What is required> All of the data below must be repeated exactly.

Information given>
+ + +
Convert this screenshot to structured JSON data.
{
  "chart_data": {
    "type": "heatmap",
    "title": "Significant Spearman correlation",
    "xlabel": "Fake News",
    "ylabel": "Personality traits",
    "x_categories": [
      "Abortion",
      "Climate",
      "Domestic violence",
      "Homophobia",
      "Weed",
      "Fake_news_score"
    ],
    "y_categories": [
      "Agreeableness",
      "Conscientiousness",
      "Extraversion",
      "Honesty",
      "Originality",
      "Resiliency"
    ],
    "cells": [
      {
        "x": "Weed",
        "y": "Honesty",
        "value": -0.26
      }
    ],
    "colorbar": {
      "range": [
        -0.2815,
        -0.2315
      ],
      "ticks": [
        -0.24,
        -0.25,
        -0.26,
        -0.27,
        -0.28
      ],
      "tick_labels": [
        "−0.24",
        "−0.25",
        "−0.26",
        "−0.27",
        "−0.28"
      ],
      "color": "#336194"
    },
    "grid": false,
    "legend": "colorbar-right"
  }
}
+ + +
Completed task>
Convert this screenshot to structured JSON data.
{
  "chart_data": {
    "type": "heatmap",
    "title": "Significant Spearman correlation",
    "xlabel": "Fake News",
    "ylabel": "Personality traits",
    "x_categories": [
      "Abortion",
      "Climate",
      "Domestic violence",
      "Homophobia",
      "Weed",
      "Fake_news_score"
    ],
    "y_categories": [
      "Agreeableness",
      "Conscientiousness",
      "Extraversion",
      "Honesty",
      "Originality",
      "Resiliency"
    ],
    "cells": [
      {
        "x": "Weed",
        "y": "Honesty",
        "value": -0.26
      }
    ],
    "colorbar": {
      "range": [
        -0.2815,
        -0.2315
      ],
      "ticks": [
        -0.24,
        -0.25,
        -0.26,
        -0.27,
        -0.28
      ],
      "tick_labels": [
        "−0.24",
        "−0.25",
        "−0.26",
        "−0.27",
        "−0.28"
      ],
      "color": "#336194"
    },
    "grid": false,
    "legend": "colorbar-right"
  }
}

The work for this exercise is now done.